▶ _Records for processing_
════════════════════

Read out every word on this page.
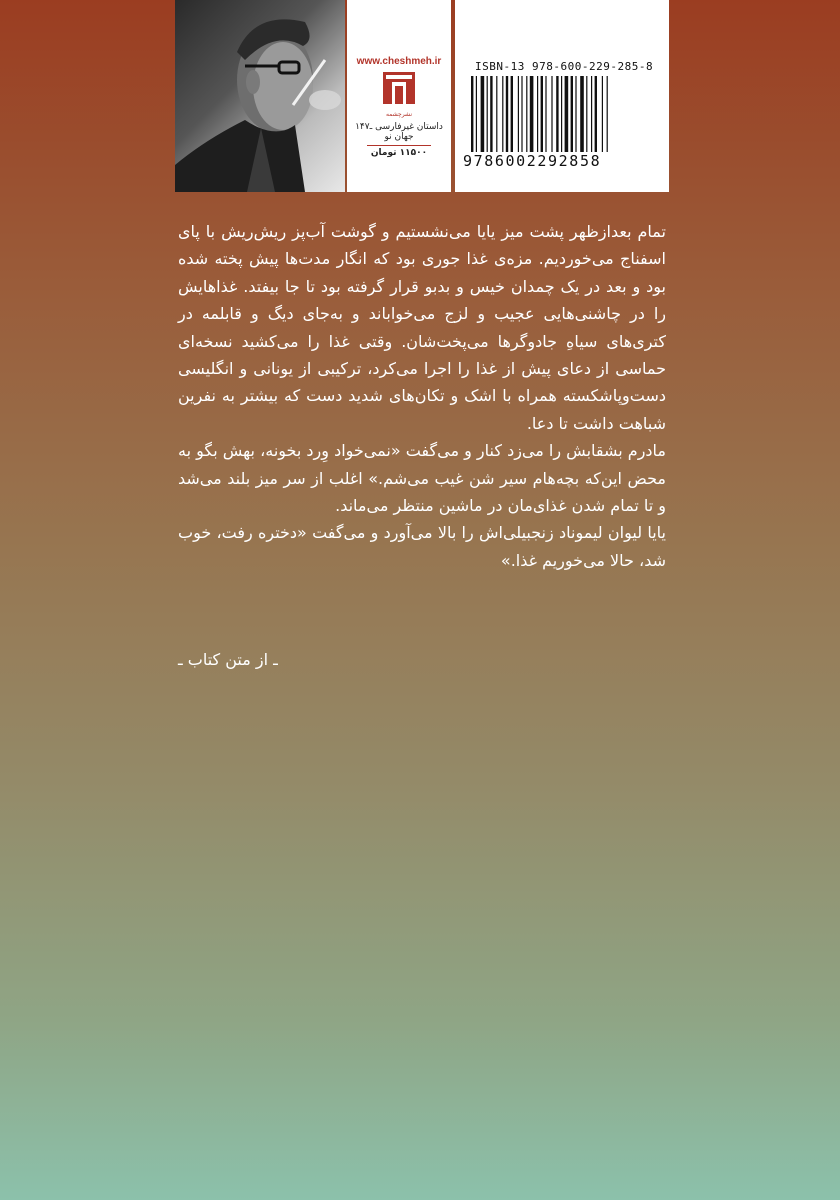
www.cheshmeh.ir
نشرچشمه
داستان غیرفارسی ـ۱۴۷
جهان نو
۱۱۵۰۰ تومان
ISBN-13 978-600-229-285-8
9786002292858

تمام بعدازظهر پشت میز یایا می‌نشستیم و گوشت آب‌پز ریش‌ریش با پای اسفناج می‌خوردیم. مزه‌ی غذا جوری بود که انگار مدت‌ها پیش پخته شده بود و بعد در یک چمدان خیس و بدبو قرار گرفته بود تا جا بیفتد. غذاهایش را در چاشنی‌هایی عجیب و لزج می‌خواباند و به‌جای دیگ و قابلمه در کتری‌های سیاهِ جادوگرها می‌پخت‌شان. وقتی غذا را می‌کشید نسخه‌ای حماسی از دعای پیش از غذا را اجرا می‌کرد، ترکیبی از یونانی و انگلیسی دست‌وپاشکسته همراه با اشک و تکان‌های شدید دست که بیشتر به نفرین شباهت داشت تا دعا.

مادرم بشقابش را می‌زد کنار و می‌گفت «نمی‌خواد وِرد بخونه، بهش بگو به محض این‌که بچه‌هام سیر شن غیب می‌شم.» اغلب از سر میز بلند می‌شد و تا تمام شدن غذای‌مان در ماشین منتظر می‌ماند.

یایا لیوان لیموناد زنجبیلی‌اش را بالا می‌آورد و می‌گفت «دختره رفت، خوب شد، حالا می‌خوریم غذا.»

ـ از متن کتاب ـ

════════════════════

▶ _What the task requires_
Write out again every line above exactly as given; the pictures do not belong in the copy.

▶ _Answer to the task_
Read out every word on this page.
www.cheshmeh.ir
نشرچشمه
داستان غیرفارسی ـ۱۴۷
جهان نو
۱۱۵۰۰ تومان
ISBN-13 978-600-229-285-8
9786002292858

تمام بعدازظهر پشت میز یایا می‌نشستیم و گوشت آب‌پز ریش‌ریش با پای اسفناج می‌خوردیم. مزه‌ی غذا جوری بود که انگار مدت‌ها پیش پخته شده بود و بعد در یک چمدان خیس و بدبو قرار گرفته بود تا جا بیفتد. غذاهایش را در چاشنی‌هایی عجیب و لزج می‌خواباند و به‌جای دیگ و قابلمه در کتری‌های سیاهِ جادوگرها می‌پخت‌شان. وقتی غذا را می‌کشید نسخه‌ای حماسی از دعای پیش از غذا را اجرا می‌کرد، ترکیبی از یونانی و انگلیسی دست‌وپاشکسته همراه با اشک و تکان‌های شدید دست که بیشتر به نفرین شباهت داشت تا دعا.

مادرم بشقابش را می‌زد کنار و می‌گفت «نمی‌خواد وِرد بخونه، بهش بگو به محض این‌که بچه‌هام سیر شن غیب می‌شم.» اغلب از سر میز بلند می‌شد و تا تمام شدن غذای‌مان در ماشین منتظر می‌ماند.

یایا لیوان لیموناد زنجبیلی‌اش را بالا می‌آورد و می‌گفت «دختره رفت، خوب شد، حالا می‌خوریم غذا.»

ـ از متن کتاب ـ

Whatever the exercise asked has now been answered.